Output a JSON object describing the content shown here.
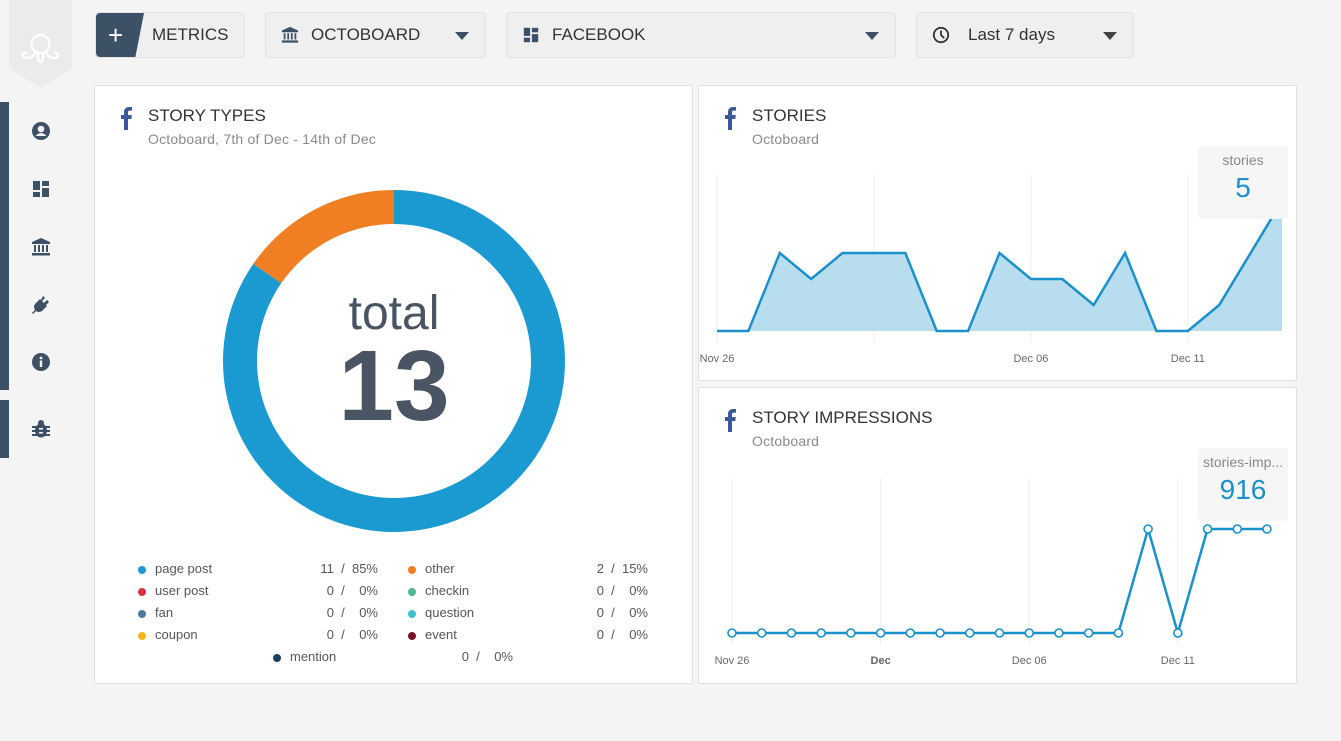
{
  "sidebar": {
    "logo": "octoboard-logo",
    "items": [
      {
        "icon": "user-circle-icon",
        "name": "sidebar-item-account"
      },
      {
        "icon": "dashboard-icon",
        "name": "sidebar-item-dashboards"
      },
      {
        "icon": "bank-icon",
        "name": "sidebar-item-organization"
      },
      {
        "icon": "plug-icon",
        "name": "sidebar-item-integrations"
      },
      {
        "icon": "info-icon",
        "name": "sidebar-item-info"
      },
      {
        "icon": "bug-icon",
        "name": "sidebar-item-report-bug"
      }
    ]
  },
  "toolbar": {
    "metrics_label": "METRICS",
    "metrics_plus": "+",
    "organization": "OCTOBOARD",
    "dashboard": "FACEBOOK",
    "date_range": "Last 7 days"
  },
  "colors": {
    "accent": "#3d5166",
    "series_blue": "#1b90c9",
    "area_fill": "#b7ddef",
    "facebook": "#3b5998"
  },
  "story_types": {
    "title": "STORY TYPES",
    "subtitle": "Octoboard, 7th of Dec - 14th of Dec",
    "total_label": "total",
    "total_value": "13",
    "legend": [
      {
        "name": "page post",
        "value": "11",
        "pct": "85%",
        "color": "#1b9ad1"
      },
      {
        "name": "other",
        "value": "2",
        "pct": "15%",
        "color": "#f07e23"
      },
      {
        "name": "user post",
        "value": "0",
        "pct": "0%",
        "color": "#d9313c"
      },
      {
        "name": "checkin",
        "value": "0",
        "pct": "0%",
        "color": "#4cb88c"
      },
      {
        "name": "fan",
        "value": "0",
        "pct": "0%",
        "color": "#4f78a0"
      },
      {
        "name": "question",
        "value": "0",
        "pct": "0%",
        "color": "#3dbfcc"
      },
      {
        "name": "coupon",
        "value": "0",
        "pct": "0%",
        "color": "#f2b619"
      },
      {
        "name": "event",
        "value": "0",
        "pct": "0%",
        "color": "#7a1328"
      },
      {
        "name": "mention",
        "value": "0",
        "pct": "0%",
        "color": "#173f5f"
      }
    ]
  },
  "stories": {
    "title": "STORIES",
    "subtitle": "Octoboard",
    "kpi_label": "stories",
    "kpi_value": "5"
  },
  "impressions": {
    "title": "STORY IMPRESSIONS",
    "subtitle": "Octoboard",
    "kpi_label": "stories-imp...",
    "kpi_value": "916"
  },
  "chart_data": [
    {
      "type": "pie",
      "title": "STORY TYPES",
      "categories": [
        "page post",
        "other",
        "user post",
        "checkin",
        "fan",
        "question",
        "coupon",
        "event",
        "mention"
      ],
      "values": [
        11,
        2,
        0,
        0,
        0,
        0,
        0,
        0,
        0
      ],
      "center_label": "total 13"
    },
    {
      "type": "area",
      "title": "STORIES",
      "x": [
        "Nov 26",
        "Nov 27",
        "Nov 28",
        "Nov 29",
        "Nov 30",
        "Dec 01",
        "Dec 02",
        "Dec 03",
        "Dec 04",
        "Dec 05",
        "Dec 06",
        "Dec 07",
        "Dec 08",
        "Dec 09",
        "Dec 10",
        "Dec 11",
        "Dec 12",
        "Dec 13",
        "Dec 14"
      ],
      "series": [
        {
          "name": "stories",
          "values": [
            0,
            0,
            3,
            2,
            3,
            3,
            3,
            0,
            0,
            3,
            2,
            2,
            1,
            3,
            0,
            0,
            1,
            3,
            5
          ]
        }
      ],
      "xtick_labels": [
        {
          "label": "Nov 26",
          "index": 0
        },
        {
          "label": "",
          "index": 5
        },
        {
          "label": "Dec 06",
          "index": 10
        },
        {
          "label": "Dec 11",
          "index": 15
        }
      ],
      "ylim": [
        0,
        5
      ],
      "grid": true
    },
    {
      "type": "line",
      "title": "STORY IMPRESSIONS",
      "x": [
        "Nov 26",
        "Nov 27",
        "Nov 28",
        "Nov 29",
        "Nov 30",
        "Dec 01",
        "Dec 02",
        "Dec 03",
        "Dec 04",
        "Dec 05",
        "Dec 06",
        "Dec 07",
        "Dec 08",
        "Dec 09",
        "Dec 10",
        "Dec 11",
        "Dec 12",
        "Dec 13",
        "Dec 14"
      ],
      "series": [
        {
          "name": "stories-impressions",
          "values": [
            0,
            0,
            0,
            0,
            0,
            0,
            0,
            0,
            0,
            0,
            0,
            0,
            0,
            0,
            229,
            0,
            229,
            229,
            229
          ]
        }
      ],
      "xtick_labels": [
        {
          "label": "Nov 26",
          "index": 0
        },
        {
          "label": "Dec",
          "index": 5,
          "bold": true
        },
        {
          "label": "Dec 06",
          "index": 10
        },
        {
          "label": "Dec 11",
          "index": 15
        }
      ],
      "ylim": [
        0,
        229
      ],
      "grid": true
    }
  ]
}
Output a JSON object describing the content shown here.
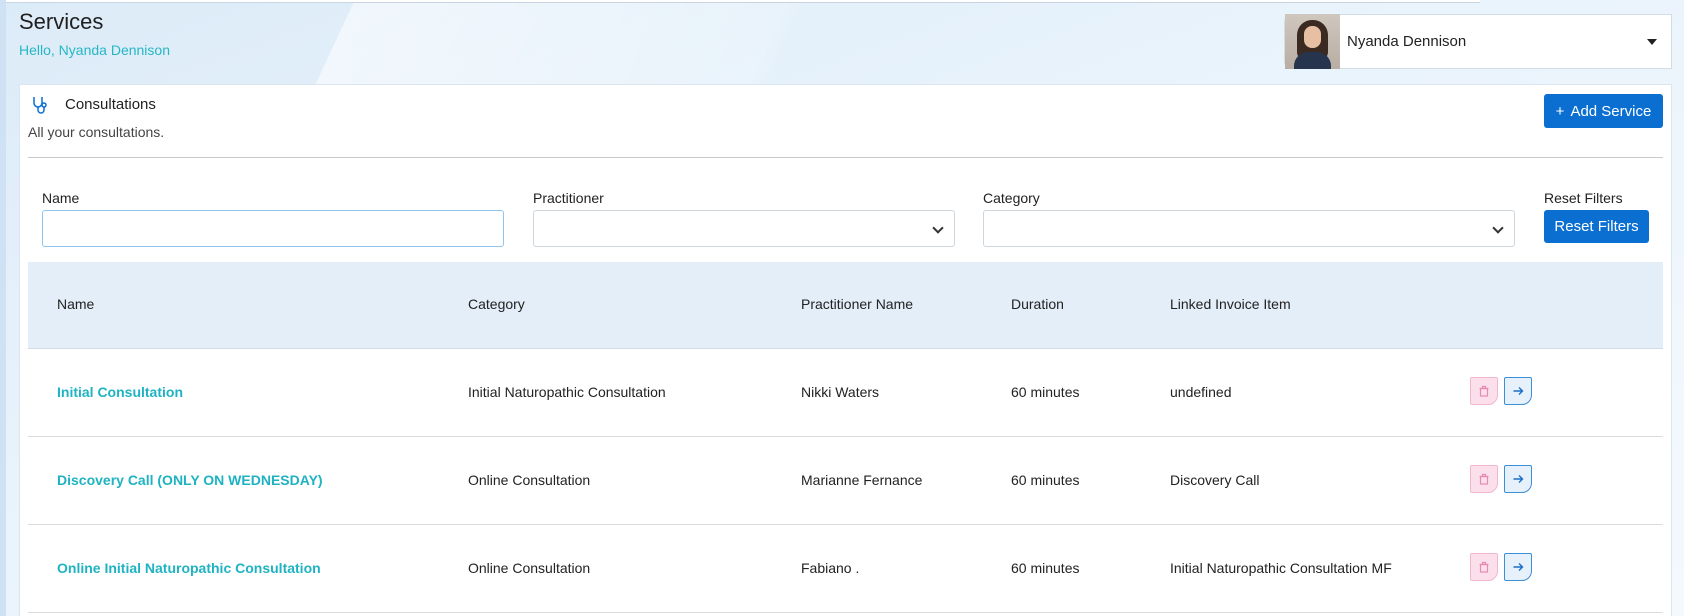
{
  "header": {
    "title": "Services",
    "greeting": "Hello, Nyanda Dennison"
  },
  "user_menu": {
    "name": "Nyanda Dennison"
  },
  "section": {
    "icon": "stethoscope-icon",
    "title": "Consultations",
    "subtitle": "All your consultations.",
    "add_button": "Add Service"
  },
  "filters": {
    "name_label": "Name",
    "name_value": "",
    "practitioner_label": "Practitioner",
    "practitioner_value": "",
    "category_label": "Category",
    "category_value": "",
    "reset_label": "Reset Filters",
    "reset_button": "Reset Filters"
  },
  "table": {
    "columns": [
      "Name",
      "Category",
      "Practitioner Name",
      "Duration",
      "Linked Invoice Item"
    ],
    "rows": [
      {
        "name": "Initial Consultation",
        "category": "Initial Naturopathic Consultation",
        "practitioner": "Nikki Waters",
        "duration": "60 minutes",
        "invoice_item": "undefined"
      },
      {
        "name": "Discovery Call (ONLY ON WEDNESDAY)",
        "category": "Online Consultation",
        "practitioner": "Marianne Fernance",
        "duration": "60 minutes",
        "invoice_item": "Discovery Call"
      },
      {
        "name": "Online Initial Naturopathic Consultation",
        "category": "Online Consultation",
        "practitioner": "Fabiano .",
        "duration": "60 minutes",
        "invoice_item": "Initial Naturopathic Consultation MF"
      }
    ]
  },
  "colors": {
    "primary": "#0a6fd1",
    "link": "#1fb3c2",
    "table_header_bg": "#e3eef8",
    "delete_bg": "#fbe0ec"
  }
}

:::

▶ **Direction**:
Write out all the entries word for word, but skip any images.

▶ **Solution for this task**:
Output a JSON object describing the content shown here.
{
  "sidebar": {
    "logo": "octoboard-logo",
    "items": [
      {
        "icon": "user-circle-icon",
        "name": "sidebar-item-account"
      },
      {
        "icon": "dashboard-icon",
        "name": "sidebar-item-dashboards"
      },
      {
        "icon": "bank-icon",
        "name": "sidebar-item-organization"
      },
      {
        "icon": "plug-icon",
        "name": "sidebar-item-integrations"
      },
      {
        "icon": "info-icon",
        "name": "sidebar-item-info"
      },
      {
        "icon": "bug-icon",
        "name": "sidebar-item-report-bug"
      }
    ]
  },
  "toolbar": {
    "metrics_label": "METRICS",
    "metrics_plus": "+",
    "organization": "OCTOBOARD",
    "dashboard": "FACEBOOK",
    "date_range": "Last 7 days"
  },
  "colors": {
    "accent": "#3d5166",
    "series_blue": "#1b90c9",
    "area_fill": "#b7ddef",
    "facebook": "#3b5998"
  },
  "story_types": {
    "title": "STORY TYPES",
    "subtitle": "Octoboard, 7th of Dec - 14th of Dec",
    "total_label": "total",
    "total_value": "13",
    "legend": [
      {
        "name": "page post",
        "value": "11",
        "pct": "85%",
        "color": "#1b9ad1"
      },
      {
        "name": "other",
        "value": "2",
        "pct": "15%",
        "color": "#f07e23"
      },
      {
        "name": "user post",
        "value": "0",
        "pct": "0%",
        "color": "#d9313c"
      },
      {
        "name": "checkin",
        "value": "0",
        "pct": "0%",
        "color": "#4cb88c"
      },
      {
        "name": "fan",
        "value": "0",
        "pct": "0%",
        "color": "#4f78a0"
      },
      {
        "name": "question",
        "value": "0",
        "pct": "0%",
        "color": "#3dbfcc"
      },
      {
        "name": "coupon",
        "value": "0",
        "pct": "0%",
        "color": "#f2b619"
      },
      {
        "name": "event",
        "value": "0",
        "pct": "0%",
        "color": "#7a1328"
      },
      {
        "name": "mention",
        "value": "0",
        "pct": "0%",
        "color": "#173f5f"
      }
    ]
  },
  "stories": {
    "title": "STORIES",
    "subtitle": "Octoboard",
    "kpi_label": "stories",
    "kpi_value": "5"
  },
  "impressions": {
    "title": "STORY IMPRESSIONS",
    "subtitle": "Octoboard",
    "kpi_label": "stories-imp...",
    "kpi_value": "916"
  },
  "chart_data": [
    {
      "type": "pie",
      "title": "STORY TYPES",
      "categories": [
        "page post",
        "other",
        "user post",
        "checkin",
        "fan",
        "question",
        "coupon",
        "event",
        "mention"
      ],
      "values": [
        11,
        2,
        0,
        0,
        0,
        0,
        0,
        0,
        0
      ],
      "center_label": "total 13"
    },
    {
      "type": "area",
      "title": "STORIES",
      "x": [
        "Nov 26",
        "Nov 27",
        "Nov 28",
        "Nov 29",
        "Nov 30",
        "Dec 01",
        "Dec 02",
        "Dec 03",
        "Dec 04",
        "Dec 05",
        "Dec 06",
        "Dec 07",
        "Dec 08",
        "Dec 09",
        "Dec 10",
        "Dec 11",
        "Dec 12",
        "Dec 13",
        "Dec 14"
      ],
      "series": [
        {
          "name": "stories",
          "values": [
            0,
            0,
            3,
            2,
            3,
            3,
            3,
            0,
            0,
            3,
            2,
            2,
            1,
            3,
            0,
            0,
            1,
            3,
            5
          ]
        }
      ],
      "xtick_labels": [
        {
          "label": "Nov 26",
          "index": 0
        },
        {
          "label": "",
          "index": 5
        },
        {
          "label": "Dec 06",
          "index": 10
        },
        {
          "label": "Dec 11",
          "index": 15
        }
      ],
      "ylim": [
        0,
        5
      ],
      "grid": true
    },
    {
      "type": "line",
      "title": "STORY IMPRESSIONS",
      "x": [
        "Nov 26",
        "Nov 27",
        "Nov 28",
        "Nov 29",
        "Nov 30",
        "Dec 01",
        "Dec 02",
        "Dec 03",
        "Dec 04",
        "Dec 05",
        "Dec 06",
        "Dec 07",
        "Dec 08",
        "Dec 09",
        "Dec 10",
        "Dec 11",
        "Dec 12",
        "Dec 13",
        "Dec 14"
      ],
      "series": [
        {
          "name": "stories-impressions",
          "values": [
            0,
            0,
            0,
            0,
            0,
            0,
            0,
            0,
            0,
            0,
            0,
            0,
            0,
            0,
            229,
            0,
            229,
            229,
            229
          ]
        }
      ],
      "xtick_labels": [
        {
          "label": "Nov 26",
          "index": 0
        },
        {
          "label": "Dec",
          "index": 5,
          "bold": true
        },
        {
          "label": "Dec 06",
          "index": 10
        },
        {
          "label": "Dec 11",
          "index": 15
        }
      ],
      "ylim": [
        0,
        229
      ],
      "grid": true
    }
  ]
}
Output a JSON object describing the content shown here.
{
  "header": {
    "title": "Services",
    "greeting": "Hello, Nyanda Dennison"
  },
  "user_menu": {
    "name": "Nyanda Dennison"
  },
  "section": {
    "icon": "stethoscope-icon",
    "title": "Consultations",
    "subtitle": "All your consultations.",
    "add_button": "Add Service"
  },
  "filters": {
    "name_label": "Name",
    "name_value": "",
    "practitioner_label": "Practitioner",
    "practitioner_value": "",
    "category_label": "Category",
    "category_value": "",
    "reset_label": "Reset Filters",
    "reset_button": "Reset Filters"
  },
  "table": {
    "columns": [
      "Name",
      "Category",
      "Practitioner Name",
      "Duration",
      "Linked Invoice Item"
    ],
    "rows": [
      {
        "name": "Initial Consultation",
        "category": "Initial Naturopathic Consultation",
        "practitioner": "Nikki Waters",
        "duration": "60 minutes",
        "invoice_item": "undefined"
      },
      {
        "name": "Discovery Call (ONLY ON WEDNESDAY)",
        "category": "Online Consultation",
        "practitioner": "Marianne Fernance",
        "duration": "60 minutes",
        "invoice_item": "Discovery Call"
      },
      {
        "name": "Online Initial Naturopathic Consultation",
        "category": "Online Consultation",
        "practitioner": "Fabiano .",
        "duration": "60 minutes",
        "invoice_item": "Initial Naturopathic Consultation MF"
      }
    ]
  },
  "colors": {
    "primary": "#0a6fd1",
    "link": "#1fb3c2",
    "table_header_bg": "#e3eef8",
    "delete_bg": "#fbe0ec"
  }
}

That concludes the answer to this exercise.